#### [What the task requires]
Give the records back in full, exactly as they read.
* begin Dataset entries *
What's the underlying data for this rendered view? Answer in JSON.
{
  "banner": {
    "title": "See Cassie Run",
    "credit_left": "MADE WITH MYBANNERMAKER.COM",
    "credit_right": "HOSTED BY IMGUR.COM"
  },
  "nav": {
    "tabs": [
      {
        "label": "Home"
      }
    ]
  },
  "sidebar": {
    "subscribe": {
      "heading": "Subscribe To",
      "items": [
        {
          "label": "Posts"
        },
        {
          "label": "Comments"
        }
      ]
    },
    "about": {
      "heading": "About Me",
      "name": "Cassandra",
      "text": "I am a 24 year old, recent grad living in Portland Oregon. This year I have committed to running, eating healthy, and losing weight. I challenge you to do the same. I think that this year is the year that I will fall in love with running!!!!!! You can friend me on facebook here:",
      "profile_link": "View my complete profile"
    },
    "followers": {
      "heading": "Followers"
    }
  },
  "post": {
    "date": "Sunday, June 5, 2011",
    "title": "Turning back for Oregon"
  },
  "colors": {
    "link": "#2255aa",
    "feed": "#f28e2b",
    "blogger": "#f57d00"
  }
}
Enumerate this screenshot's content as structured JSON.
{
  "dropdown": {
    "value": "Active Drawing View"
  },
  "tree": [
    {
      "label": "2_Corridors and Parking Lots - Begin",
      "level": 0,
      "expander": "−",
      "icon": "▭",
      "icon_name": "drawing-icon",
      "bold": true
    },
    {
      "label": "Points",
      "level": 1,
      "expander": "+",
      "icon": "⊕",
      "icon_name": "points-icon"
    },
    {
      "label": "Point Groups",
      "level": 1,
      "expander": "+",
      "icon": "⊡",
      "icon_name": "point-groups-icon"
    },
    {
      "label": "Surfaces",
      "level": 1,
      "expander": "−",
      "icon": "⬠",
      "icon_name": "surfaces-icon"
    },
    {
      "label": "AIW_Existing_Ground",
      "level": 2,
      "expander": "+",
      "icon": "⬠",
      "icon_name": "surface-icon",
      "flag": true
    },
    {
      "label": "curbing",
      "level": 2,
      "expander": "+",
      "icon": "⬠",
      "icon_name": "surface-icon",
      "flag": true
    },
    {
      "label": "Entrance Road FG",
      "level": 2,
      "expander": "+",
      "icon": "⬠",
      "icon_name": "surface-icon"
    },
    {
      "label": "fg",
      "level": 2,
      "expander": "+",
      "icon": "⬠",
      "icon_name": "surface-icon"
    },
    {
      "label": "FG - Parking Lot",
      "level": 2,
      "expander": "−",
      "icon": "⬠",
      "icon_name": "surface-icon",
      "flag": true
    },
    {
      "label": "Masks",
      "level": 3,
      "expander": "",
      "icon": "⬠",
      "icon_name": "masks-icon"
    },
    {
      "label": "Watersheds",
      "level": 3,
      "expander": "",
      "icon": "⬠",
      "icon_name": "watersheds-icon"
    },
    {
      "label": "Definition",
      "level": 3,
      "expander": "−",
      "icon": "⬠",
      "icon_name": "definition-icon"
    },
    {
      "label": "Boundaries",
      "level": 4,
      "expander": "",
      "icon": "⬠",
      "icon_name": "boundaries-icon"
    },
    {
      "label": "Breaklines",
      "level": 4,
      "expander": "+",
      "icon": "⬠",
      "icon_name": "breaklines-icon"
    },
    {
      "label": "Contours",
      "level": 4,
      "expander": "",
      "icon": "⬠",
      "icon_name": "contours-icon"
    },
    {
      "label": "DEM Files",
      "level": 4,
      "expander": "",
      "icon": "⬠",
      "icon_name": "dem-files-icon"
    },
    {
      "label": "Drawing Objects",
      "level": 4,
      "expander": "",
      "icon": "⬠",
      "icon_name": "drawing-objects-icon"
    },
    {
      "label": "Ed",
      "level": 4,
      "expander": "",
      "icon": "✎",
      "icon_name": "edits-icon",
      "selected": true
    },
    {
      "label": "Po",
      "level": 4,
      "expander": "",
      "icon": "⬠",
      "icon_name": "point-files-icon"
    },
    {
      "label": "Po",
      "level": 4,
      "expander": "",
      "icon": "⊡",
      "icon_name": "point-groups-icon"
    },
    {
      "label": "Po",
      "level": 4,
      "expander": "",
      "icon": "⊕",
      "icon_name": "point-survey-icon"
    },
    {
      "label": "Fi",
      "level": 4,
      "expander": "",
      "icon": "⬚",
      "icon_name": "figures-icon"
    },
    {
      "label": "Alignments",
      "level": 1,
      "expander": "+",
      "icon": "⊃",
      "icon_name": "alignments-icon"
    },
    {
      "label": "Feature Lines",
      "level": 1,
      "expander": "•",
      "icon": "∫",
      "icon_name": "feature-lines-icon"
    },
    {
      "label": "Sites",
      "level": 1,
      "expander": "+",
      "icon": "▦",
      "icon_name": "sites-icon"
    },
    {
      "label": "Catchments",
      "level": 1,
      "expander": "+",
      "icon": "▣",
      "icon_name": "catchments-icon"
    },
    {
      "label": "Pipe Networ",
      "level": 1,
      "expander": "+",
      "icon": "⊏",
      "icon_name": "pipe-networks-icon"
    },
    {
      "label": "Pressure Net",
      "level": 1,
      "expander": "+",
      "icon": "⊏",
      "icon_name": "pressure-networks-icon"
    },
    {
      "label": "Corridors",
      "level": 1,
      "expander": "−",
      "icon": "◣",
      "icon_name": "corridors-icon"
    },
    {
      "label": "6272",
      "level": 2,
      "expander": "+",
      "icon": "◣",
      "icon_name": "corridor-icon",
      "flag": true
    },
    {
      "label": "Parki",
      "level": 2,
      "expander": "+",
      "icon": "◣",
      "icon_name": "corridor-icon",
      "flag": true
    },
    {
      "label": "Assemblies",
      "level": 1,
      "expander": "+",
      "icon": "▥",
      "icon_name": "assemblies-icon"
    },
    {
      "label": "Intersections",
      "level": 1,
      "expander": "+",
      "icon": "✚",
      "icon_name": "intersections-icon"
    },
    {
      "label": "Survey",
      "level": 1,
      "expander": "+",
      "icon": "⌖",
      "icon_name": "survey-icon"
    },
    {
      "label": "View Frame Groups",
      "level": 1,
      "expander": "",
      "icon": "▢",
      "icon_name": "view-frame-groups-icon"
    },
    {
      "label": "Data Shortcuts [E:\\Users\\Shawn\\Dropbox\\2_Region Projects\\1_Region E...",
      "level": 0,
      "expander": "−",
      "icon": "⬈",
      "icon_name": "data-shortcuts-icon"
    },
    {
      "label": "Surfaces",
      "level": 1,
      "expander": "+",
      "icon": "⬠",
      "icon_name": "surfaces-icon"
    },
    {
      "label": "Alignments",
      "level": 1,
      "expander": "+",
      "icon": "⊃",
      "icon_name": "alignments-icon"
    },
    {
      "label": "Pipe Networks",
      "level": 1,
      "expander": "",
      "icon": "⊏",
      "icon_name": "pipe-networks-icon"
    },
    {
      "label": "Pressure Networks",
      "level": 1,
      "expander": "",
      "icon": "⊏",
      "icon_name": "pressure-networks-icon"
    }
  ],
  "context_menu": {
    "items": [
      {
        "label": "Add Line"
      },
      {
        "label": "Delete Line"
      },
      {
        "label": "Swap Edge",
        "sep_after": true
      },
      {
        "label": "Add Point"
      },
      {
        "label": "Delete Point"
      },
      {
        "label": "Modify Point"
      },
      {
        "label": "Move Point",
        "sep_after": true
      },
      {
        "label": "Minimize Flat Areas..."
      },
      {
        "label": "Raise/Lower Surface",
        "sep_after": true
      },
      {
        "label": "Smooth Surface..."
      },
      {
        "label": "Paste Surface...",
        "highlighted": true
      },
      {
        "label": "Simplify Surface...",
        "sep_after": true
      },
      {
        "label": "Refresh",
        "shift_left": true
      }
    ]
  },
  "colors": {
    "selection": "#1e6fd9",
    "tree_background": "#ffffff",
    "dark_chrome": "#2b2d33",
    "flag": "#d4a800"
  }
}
* end Dataset entries *
#### [Task solution]
What's the underlying data for this rendered view? Answer in JSON.
{
  "banner": {
    "title": "See Cassie Run",
    "credit_left": "MADE WITH MYBANNERMAKER.COM",
    "credit_right": "HOSTED BY IMGUR.COM"
  },
  "nav": {
    "tabs": [
      {
        "label": "Home"
      }
    ]
  },
  "sidebar": {
    "subscribe": {
      "heading": "Subscribe To",
      "items": [
        {
          "label": "Posts"
        },
        {
          "label": "Comments"
        }
      ]
    },
    "about": {
      "heading": "About Me",
      "name": "Cassandra",
      "text": "I am a 24 year old, recent grad living in Portland Oregon. This year I have committed to running, eating healthy, and losing weight. I challenge you to do the same. I think that this year is the year that I will fall in love with running!!!!!! You can friend me on facebook here:",
      "profile_link": "View my complete profile"
    },
    "followers": {
      "heading": "Followers"
    }
  },
  "post": {
    "date": "Sunday, June 5, 2011",
    "title": "Turning back for Oregon"
  },
  "colors": {
    "link": "#2255aa",
    "feed": "#f28e2b",
    "blogger": "#f57d00"
  }
}
Enumerate this screenshot's content as structured JSON.
{
  "dropdown": {
    "value": "Active Drawing View"
  },
  "tree": [
    {
      "label": "2_Corridors and Parking Lots - Begin",
      "level": 0,
      "expander": "−",
      "icon": "▭",
      "icon_name": "drawing-icon",
      "bold": true
    },
    {
      "label": "Points",
      "level": 1,
      "expander": "+",
      "icon": "⊕",
      "icon_name": "points-icon"
    },
    {
      "label": "Point Groups",
      "level": 1,
      "expander": "+",
      "icon": "⊡",
      "icon_name": "point-groups-icon"
    },
    {
      "label": "Surfaces",
      "level": 1,
      "expander": "−",
      "icon": "⬠",
      "icon_name": "surfaces-icon"
    },
    {
      "label": "AIW_Existing_Ground",
      "level": 2,
      "expander": "+",
      "icon": "⬠",
      "icon_name": "surface-icon",
      "flag": true
    },
    {
      "label": "curbing",
      "level": 2,
      "expander": "+",
      "icon": "⬠",
      "icon_name": "surface-icon",
      "flag": true
    },
    {
      "label": "Entrance Road FG",
      "level": 2,
      "expander": "+",
      "icon": "⬠",
      "icon_name": "surface-icon"
    },
    {
      "label": "fg",
      "level": 2,
      "expander": "+",
      "icon": "⬠",
      "icon_name": "surface-icon"
    },
    {
      "label": "FG - Parking Lot",
      "level": 2,
      "expander": "−",
      "icon": "⬠",
      "icon_name": "surface-icon",
      "flag": true
    },
    {
      "label": "Masks",
      "level": 3,
      "expander": "",
      "icon": "⬠",
      "icon_name": "masks-icon"
    },
    {
      "label": "Watersheds",
      "level": 3,
      "expander": "",
      "icon": "⬠",
      "icon_name": "watersheds-icon"
    },
    {
      "label": "Definition",
      "level": 3,
      "expander": "−",
      "icon": "⬠",
      "icon_name": "definition-icon"
    },
    {
      "label": "Boundaries",
      "level": 4,
      "expander": "",
      "icon": "⬠",
      "icon_name": "boundaries-icon"
    },
    {
      "label": "Breaklines",
      "level": 4,
      "expander": "+",
      "icon": "⬠",
      "icon_name": "breaklines-icon"
    },
    {
      "label": "Contours",
      "level": 4,
      "expander": "",
      "icon": "⬠",
      "icon_name": "contours-icon"
    },
    {
      "label": "DEM Files",
      "level": 4,
      "expander": "",
      "icon": "⬠",
      "icon_name": "dem-files-icon"
    },
    {
      "label": "Drawing Objects",
      "level": 4,
      "expander": "",
      "icon": "⬠",
      "icon_name": "drawing-objects-icon"
    },
    {
      "label": "Ed",
      "level": 4,
      "expander": "",
      "icon": "✎",
      "icon_name": "edits-icon",
      "selected": true
    },
    {
      "label": "Po",
      "level": 4,
      "expander": "",
      "icon": "⬠",
      "icon_name": "point-files-icon"
    },
    {
      "label": "Po",
      "level": 4,
      "expander": "",
      "icon": "⊡",
      "icon_name": "point-groups-icon"
    },
    {
      "label": "Po",
      "level": 4,
      "expander": "",
      "icon": "⊕",
      "icon_name": "point-survey-icon"
    },
    {
      "label": "Fi",
      "level": 4,
      "expander": "",
      "icon": "⬚",
      "icon_name": "figures-icon"
    },
    {
      "label": "Alignments",
      "level": 1,
      "expander": "+",
      "icon": "⊃",
      "icon_name": "alignments-icon"
    },
    {
      "label": "Feature Lines",
      "level": 1,
      "expander": "•",
      "icon": "∫",
      "icon_name": "feature-lines-icon"
    },
    {
      "label": "Sites",
      "level": 1,
      "expander": "+",
      "icon": "▦",
      "icon_name": "sites-icon"
    },
    {
      "label": "Catchments",
      "level": 1,
      "expander": "+",
      "icon": "▣",
      "icon_name": "catchments-icon"
    },
    {
      "label": "Pipe Networ",
      "level": 1,
      "expander": "+",
      "icon": "⊏",
      "icon_name": "pipe-networks-icon"
    },
    {
      "label": "Pressure Net",
      "level": 1,
      "expander": "+",
      "icon": "⊏",
      "icon_name": "pressure-networks-icon"
    },
    {
      "label": "Corridors",
      "level": 1,
      "expander": "−",
      "icon": "◣",
      "icon_name": "corridors-icon"
    },
    {
      "label": "6272",
      "level": 2,
      "expander": "+",
      "icon": "◣",
      "icon_name": "corridor-icon",
      "flag": true
    },
    {
      "label": "Parki",
      "level": 2,
      "expander": "+",
      "icon": "◣",
      "icon_name": "corridor-icon",
      "flag": true
    },
    {
      "label": "Assemblies",
      "level": 1,
      "expander": "+",
      "icon": "▥",
      "icon_name": "assemblies-icon"
    },
    {
      "label": "Intersections",
      "level": 1,
      "expander": "+",
      "icon": "✚",
      "icon_name": "intersections-icon"
    },
    {
      "label": "Survey",
      "level": 1,
      "expander": "+",
      "icon": "⌖",
      "icon_name": "survey-icon"
    },
    {
      "label": "View Frame Groups",
      "level": 1,
      "expander": "",
      "icon": "▢",
      "icon_name": "view-frame-groups-icon"
    },
    {
      "label": "Data Shortcuts [E:\\Users\\Shawn\\Dropbox\\2_Region Projects\\1_Region E...",
      "level": 0,
      "expander": "−",
      "icon": "⬈",
      "icon_name": "data-shortcuts-icon"
    },
    {
      "label": "Surfaces",
      "level": 1,
      "expander": "+",
      "icon": "⬠",
      "icon_name": "surfaces-icon"
    },
    {
      "label": "Alignments",
      "level": 1,
      "expander": "+",
      "icon": "⊃",
      "icon_name": "alignments-icon"
    },
    {
      "label": "Pipe Networks",
      "level": 1,
      "expander": "",
      "icon": "⊏",
      "icon_name": "pipe-networks-icon"
    },
    {
      "label": "Pressure Networks",
      "level": 1,
      "expander": "",
      "icon": "⊏",
      "icon_name": "pressure-networks-icon"
    }
  ],
  "context_menu": {
    "items": [
      {
        "label": "Add Line"
      },
      {
        "label": "Delete Line"
      },
      {
        "label": "Swap Edge",
        "sep_after": true
      },
      {
        "label": "Add Point"
      },
      {
        "label": "Delete Point"
      },
      {
        "label": "Modify Point"
      },
      {
        "label": "Move Point",
        "sep_after": true
      },
      {
        "label": "Minimize Flat Areas..."
      },
      {
        "label": "Raise/Lower Surface",
        "sep_after": true
      },
      {
        "label": "Smooth Surface..."
      },
      {
        "label": "Paste Surface...",
        "highlighted": true
      },
      {
        "label": "Simplify Surface...",
        "sep_after": true
      },
      {
        "label": "Refresh",
        "shift_left": true
      }
    ]
  },
  "colors": {
    "selection": "#1e6fd9",
    "tree_background": "#ffffff",
    "dark_chrome": "#2b2d33",
    "flag": "#d4a800"
  }
}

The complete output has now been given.